REQUIREMENTS:
Wherever the string "title" appears in a line, extract that line.

AVAILABLE RECORDS:
+++

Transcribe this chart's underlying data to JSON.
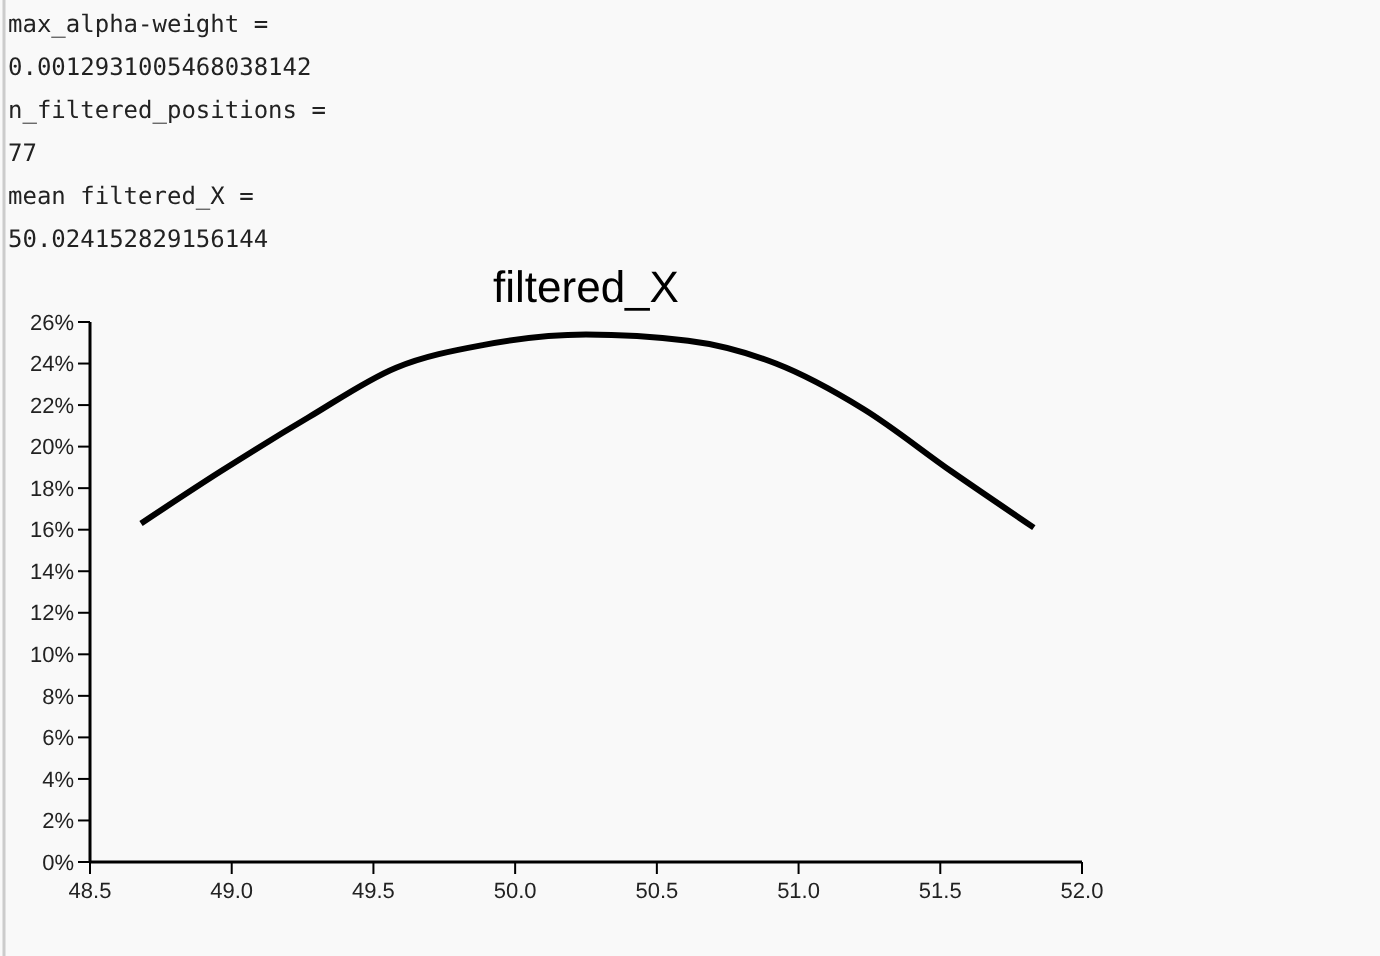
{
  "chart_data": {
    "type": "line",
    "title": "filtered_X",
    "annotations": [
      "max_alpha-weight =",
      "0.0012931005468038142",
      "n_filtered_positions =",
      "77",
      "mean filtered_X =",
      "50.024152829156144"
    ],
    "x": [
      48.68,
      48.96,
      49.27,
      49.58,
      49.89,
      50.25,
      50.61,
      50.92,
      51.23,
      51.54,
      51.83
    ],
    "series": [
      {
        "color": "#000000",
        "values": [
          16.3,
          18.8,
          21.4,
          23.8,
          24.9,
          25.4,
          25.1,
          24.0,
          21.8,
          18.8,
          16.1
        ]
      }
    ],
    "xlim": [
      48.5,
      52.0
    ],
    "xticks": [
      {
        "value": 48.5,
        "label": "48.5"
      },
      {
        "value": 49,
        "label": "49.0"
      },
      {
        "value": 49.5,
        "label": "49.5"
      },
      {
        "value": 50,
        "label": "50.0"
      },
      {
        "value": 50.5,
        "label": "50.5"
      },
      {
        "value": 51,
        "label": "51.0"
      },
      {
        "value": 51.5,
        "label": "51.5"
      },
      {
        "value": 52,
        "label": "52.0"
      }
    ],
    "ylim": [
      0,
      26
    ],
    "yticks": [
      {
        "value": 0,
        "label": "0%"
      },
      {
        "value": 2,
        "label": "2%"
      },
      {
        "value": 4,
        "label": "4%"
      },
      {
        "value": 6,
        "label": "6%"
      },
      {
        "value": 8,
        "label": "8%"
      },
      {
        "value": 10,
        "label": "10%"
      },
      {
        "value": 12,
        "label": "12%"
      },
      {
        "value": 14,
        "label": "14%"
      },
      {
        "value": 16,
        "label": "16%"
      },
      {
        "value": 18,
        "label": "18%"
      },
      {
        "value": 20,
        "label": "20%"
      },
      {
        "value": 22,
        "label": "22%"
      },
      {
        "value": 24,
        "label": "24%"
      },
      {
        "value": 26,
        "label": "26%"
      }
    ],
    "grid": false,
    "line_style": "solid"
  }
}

+++

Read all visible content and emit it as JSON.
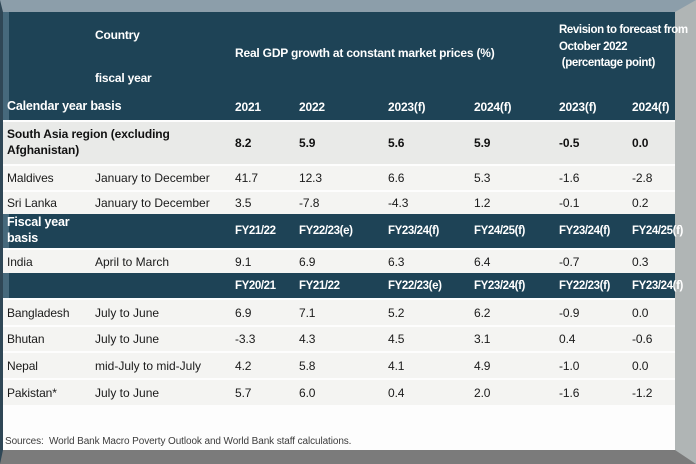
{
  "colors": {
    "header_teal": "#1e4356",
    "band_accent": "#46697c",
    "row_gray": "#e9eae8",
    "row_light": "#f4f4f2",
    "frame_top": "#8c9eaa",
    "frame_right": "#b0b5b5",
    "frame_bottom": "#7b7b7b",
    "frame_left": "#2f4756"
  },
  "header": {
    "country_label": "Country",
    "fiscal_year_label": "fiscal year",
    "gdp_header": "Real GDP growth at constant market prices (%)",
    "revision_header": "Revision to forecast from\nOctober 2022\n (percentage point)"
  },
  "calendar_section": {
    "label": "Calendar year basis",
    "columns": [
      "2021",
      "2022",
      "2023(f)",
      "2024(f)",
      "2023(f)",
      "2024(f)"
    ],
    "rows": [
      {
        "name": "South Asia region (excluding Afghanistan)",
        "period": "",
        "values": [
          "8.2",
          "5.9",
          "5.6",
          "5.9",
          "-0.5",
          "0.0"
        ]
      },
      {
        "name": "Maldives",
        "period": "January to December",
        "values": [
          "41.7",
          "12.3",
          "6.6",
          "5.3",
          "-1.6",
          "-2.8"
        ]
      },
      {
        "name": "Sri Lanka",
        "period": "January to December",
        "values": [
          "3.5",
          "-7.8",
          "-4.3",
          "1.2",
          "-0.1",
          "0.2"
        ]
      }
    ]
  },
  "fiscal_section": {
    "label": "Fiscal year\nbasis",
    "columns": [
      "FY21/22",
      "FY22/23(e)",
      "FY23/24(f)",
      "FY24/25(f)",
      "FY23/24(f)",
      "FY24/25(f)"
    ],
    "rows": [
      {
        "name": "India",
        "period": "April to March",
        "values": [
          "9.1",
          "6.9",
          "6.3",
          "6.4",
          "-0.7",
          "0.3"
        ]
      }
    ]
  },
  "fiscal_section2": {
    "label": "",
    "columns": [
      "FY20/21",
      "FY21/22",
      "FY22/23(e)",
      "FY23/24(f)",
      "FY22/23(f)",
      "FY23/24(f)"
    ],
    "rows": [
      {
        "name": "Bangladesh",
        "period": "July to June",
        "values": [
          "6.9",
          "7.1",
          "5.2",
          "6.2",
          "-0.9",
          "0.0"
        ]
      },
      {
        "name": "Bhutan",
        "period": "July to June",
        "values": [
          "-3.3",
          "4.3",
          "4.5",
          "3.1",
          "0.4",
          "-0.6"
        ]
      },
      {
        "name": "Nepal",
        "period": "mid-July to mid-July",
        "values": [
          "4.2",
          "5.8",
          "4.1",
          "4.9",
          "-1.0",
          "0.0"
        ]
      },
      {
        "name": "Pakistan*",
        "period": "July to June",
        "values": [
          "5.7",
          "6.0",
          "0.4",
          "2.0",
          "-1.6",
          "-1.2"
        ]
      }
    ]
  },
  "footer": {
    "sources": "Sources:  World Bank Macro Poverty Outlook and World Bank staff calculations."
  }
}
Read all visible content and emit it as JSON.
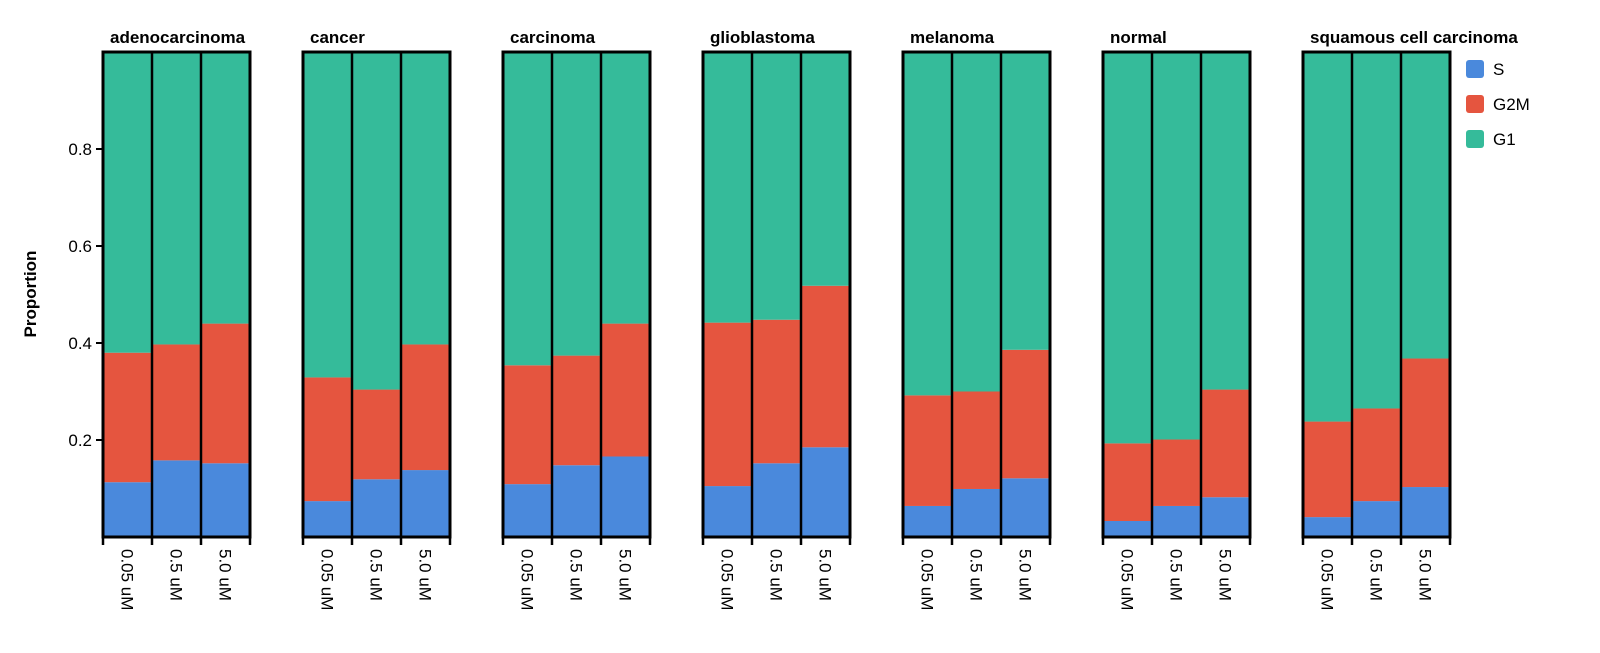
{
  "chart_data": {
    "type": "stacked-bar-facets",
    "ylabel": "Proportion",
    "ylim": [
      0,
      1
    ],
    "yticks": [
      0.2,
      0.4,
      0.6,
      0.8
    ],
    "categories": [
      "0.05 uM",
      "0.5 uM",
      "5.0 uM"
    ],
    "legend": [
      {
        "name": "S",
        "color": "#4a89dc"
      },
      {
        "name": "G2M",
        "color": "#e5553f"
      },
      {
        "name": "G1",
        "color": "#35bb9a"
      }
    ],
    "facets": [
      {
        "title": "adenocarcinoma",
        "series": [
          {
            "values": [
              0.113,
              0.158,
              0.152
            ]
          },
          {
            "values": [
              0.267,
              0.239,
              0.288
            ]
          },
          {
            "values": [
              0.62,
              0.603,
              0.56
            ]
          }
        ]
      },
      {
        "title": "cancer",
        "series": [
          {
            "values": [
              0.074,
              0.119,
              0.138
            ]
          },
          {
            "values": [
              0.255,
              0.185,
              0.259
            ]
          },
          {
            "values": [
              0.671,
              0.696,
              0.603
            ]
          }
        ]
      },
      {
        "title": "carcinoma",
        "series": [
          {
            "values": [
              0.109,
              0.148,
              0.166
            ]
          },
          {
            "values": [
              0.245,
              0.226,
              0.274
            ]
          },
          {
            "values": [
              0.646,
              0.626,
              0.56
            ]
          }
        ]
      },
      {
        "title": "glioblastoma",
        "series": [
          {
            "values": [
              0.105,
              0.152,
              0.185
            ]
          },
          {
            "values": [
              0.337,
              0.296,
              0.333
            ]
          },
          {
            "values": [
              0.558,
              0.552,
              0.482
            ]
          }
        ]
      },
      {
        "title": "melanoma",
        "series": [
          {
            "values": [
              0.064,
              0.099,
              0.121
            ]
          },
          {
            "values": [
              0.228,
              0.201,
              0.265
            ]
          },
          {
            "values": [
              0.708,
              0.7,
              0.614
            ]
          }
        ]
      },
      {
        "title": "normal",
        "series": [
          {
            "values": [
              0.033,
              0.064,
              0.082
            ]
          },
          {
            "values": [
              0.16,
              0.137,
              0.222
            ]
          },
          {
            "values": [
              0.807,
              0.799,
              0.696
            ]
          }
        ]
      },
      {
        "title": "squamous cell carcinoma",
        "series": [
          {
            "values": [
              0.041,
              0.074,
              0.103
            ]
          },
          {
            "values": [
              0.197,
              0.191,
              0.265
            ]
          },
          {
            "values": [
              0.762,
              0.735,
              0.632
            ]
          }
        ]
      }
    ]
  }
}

+++

COMPLETE OUTPUT:
    "title": "filtered_X",
        "title": "adenocarcinoma",
        "title": "cancer",
        "title": "carcinoma",
        "title": "glioblastoma",
        "title": "melanoma",
        "title": "normal",
        "title": "squamous cell carcinoma",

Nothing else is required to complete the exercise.